* **Dataset entries**
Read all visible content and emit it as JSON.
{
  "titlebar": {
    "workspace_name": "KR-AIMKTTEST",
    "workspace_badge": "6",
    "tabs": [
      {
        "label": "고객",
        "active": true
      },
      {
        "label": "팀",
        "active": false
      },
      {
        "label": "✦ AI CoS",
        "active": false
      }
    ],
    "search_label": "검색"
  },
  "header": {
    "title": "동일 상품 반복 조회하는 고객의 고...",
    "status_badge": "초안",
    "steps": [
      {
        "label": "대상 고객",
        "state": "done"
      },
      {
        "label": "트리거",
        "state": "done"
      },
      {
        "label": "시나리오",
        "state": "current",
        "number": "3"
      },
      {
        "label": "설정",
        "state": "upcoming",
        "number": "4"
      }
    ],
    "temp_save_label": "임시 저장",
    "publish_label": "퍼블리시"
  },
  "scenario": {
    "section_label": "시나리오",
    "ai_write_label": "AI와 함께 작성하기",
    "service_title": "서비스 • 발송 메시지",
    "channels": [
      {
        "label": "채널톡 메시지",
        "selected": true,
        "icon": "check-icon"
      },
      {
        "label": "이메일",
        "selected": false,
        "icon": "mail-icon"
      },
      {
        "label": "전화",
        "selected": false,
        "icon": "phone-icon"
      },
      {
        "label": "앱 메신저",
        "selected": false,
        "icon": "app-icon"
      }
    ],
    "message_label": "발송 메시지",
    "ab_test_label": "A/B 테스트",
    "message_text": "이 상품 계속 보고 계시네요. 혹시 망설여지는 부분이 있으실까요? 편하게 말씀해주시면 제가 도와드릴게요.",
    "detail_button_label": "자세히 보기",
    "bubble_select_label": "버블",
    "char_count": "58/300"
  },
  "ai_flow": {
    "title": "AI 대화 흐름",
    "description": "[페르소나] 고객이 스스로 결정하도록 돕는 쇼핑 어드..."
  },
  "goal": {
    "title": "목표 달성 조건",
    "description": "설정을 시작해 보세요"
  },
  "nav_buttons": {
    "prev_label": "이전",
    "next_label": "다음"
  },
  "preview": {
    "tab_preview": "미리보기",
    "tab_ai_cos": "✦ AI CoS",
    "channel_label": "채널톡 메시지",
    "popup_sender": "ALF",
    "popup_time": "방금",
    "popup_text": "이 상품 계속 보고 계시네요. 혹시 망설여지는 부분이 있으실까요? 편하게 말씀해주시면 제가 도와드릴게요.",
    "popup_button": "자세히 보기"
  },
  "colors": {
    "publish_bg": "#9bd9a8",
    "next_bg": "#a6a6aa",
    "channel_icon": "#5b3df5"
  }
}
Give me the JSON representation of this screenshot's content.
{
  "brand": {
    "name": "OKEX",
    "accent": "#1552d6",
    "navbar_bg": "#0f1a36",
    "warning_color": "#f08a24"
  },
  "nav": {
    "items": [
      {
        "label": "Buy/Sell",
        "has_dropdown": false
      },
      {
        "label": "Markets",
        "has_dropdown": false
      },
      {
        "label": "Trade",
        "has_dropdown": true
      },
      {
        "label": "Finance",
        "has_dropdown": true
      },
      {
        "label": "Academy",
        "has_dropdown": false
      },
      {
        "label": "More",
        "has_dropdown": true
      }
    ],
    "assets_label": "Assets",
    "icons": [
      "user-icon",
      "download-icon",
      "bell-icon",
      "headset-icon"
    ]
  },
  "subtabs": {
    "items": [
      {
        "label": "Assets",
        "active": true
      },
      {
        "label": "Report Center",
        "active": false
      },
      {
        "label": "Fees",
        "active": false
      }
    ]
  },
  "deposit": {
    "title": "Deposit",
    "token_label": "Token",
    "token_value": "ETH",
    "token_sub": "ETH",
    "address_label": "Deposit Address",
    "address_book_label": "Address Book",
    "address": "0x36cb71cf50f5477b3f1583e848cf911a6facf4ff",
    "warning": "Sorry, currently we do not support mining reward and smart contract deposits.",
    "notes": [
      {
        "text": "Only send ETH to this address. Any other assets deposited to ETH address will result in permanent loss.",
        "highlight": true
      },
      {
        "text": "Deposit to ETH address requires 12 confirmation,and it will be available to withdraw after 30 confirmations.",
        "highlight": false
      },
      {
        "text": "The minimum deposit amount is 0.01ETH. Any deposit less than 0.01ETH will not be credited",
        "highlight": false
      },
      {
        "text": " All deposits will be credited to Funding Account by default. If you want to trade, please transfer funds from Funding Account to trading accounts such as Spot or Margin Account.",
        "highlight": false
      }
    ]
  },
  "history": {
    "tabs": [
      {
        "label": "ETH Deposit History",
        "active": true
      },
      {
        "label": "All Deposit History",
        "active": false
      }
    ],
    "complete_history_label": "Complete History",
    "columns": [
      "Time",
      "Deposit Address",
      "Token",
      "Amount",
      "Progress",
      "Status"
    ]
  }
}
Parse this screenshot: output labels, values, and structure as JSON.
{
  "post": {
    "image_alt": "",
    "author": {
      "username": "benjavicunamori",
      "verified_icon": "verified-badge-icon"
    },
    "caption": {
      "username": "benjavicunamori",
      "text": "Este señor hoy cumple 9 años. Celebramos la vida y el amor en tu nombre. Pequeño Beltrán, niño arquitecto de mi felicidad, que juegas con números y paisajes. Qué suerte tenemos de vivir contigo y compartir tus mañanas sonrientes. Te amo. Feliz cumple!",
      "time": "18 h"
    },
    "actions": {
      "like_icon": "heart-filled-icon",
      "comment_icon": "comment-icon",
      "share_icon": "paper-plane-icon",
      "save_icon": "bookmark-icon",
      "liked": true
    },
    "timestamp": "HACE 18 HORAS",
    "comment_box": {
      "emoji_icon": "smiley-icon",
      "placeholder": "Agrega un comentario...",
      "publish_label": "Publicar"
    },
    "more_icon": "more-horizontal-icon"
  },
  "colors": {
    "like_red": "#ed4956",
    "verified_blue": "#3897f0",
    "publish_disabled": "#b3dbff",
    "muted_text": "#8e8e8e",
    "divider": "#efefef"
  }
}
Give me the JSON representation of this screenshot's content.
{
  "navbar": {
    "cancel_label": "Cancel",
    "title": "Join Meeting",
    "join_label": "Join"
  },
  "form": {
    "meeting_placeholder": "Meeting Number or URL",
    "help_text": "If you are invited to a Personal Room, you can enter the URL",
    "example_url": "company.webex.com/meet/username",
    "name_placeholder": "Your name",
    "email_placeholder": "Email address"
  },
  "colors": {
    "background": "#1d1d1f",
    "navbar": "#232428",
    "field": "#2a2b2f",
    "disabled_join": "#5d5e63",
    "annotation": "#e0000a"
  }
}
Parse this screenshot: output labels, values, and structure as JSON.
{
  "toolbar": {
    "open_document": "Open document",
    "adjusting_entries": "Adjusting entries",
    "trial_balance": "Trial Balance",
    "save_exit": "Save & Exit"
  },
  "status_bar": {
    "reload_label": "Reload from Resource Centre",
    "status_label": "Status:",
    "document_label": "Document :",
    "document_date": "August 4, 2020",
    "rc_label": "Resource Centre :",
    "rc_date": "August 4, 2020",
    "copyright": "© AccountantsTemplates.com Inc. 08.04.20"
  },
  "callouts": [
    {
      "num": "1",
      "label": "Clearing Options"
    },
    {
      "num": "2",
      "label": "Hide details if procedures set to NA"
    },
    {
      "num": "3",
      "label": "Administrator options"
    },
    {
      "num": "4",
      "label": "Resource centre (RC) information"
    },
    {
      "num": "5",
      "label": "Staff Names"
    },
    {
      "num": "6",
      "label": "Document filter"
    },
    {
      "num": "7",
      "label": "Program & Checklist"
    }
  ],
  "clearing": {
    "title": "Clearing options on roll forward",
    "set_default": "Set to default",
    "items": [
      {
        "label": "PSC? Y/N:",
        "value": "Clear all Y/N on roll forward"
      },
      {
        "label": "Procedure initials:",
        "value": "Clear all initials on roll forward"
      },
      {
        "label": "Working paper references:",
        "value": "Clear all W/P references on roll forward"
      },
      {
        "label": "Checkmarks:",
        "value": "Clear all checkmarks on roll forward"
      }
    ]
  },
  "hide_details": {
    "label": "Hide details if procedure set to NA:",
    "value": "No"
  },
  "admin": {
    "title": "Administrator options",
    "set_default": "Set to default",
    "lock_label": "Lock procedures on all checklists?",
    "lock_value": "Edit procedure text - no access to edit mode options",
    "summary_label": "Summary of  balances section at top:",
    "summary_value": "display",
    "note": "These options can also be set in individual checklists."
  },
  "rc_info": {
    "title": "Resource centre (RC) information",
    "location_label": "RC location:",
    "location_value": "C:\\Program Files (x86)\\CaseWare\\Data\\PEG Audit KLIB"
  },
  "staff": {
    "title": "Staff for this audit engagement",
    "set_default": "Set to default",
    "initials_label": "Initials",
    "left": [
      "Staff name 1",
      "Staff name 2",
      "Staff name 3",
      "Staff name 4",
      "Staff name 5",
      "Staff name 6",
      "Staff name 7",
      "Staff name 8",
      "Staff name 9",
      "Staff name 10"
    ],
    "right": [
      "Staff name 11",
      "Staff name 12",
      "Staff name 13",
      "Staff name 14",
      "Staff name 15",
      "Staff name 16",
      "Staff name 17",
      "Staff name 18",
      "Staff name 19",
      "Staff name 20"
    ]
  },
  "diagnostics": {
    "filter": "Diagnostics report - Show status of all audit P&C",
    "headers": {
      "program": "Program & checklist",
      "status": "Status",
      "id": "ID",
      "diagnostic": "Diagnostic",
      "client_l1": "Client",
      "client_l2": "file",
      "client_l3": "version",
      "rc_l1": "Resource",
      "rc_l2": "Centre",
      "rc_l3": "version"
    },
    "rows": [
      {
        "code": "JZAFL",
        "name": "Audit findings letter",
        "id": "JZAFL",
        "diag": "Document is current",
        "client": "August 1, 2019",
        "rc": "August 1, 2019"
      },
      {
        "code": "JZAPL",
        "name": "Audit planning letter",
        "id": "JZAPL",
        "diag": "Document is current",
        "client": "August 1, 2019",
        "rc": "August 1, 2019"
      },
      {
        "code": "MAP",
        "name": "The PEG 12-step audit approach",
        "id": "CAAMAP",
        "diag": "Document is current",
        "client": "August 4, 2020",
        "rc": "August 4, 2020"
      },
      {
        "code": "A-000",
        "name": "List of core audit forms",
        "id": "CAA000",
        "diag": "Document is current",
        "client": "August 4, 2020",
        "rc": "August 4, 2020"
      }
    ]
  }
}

* **To be done**
Which lines above contain the word "forward"? Copy each of them.

* **Answer to the exercise**
    "title": "Clearing options on roll forward",
        "value": "Clear all Y/N on roll forward"
        "value": "Clear all initials on roll forward"
        "value": "Clear all W/P references on roll forward"
        "value": "Clear all checkmarks on roll forward"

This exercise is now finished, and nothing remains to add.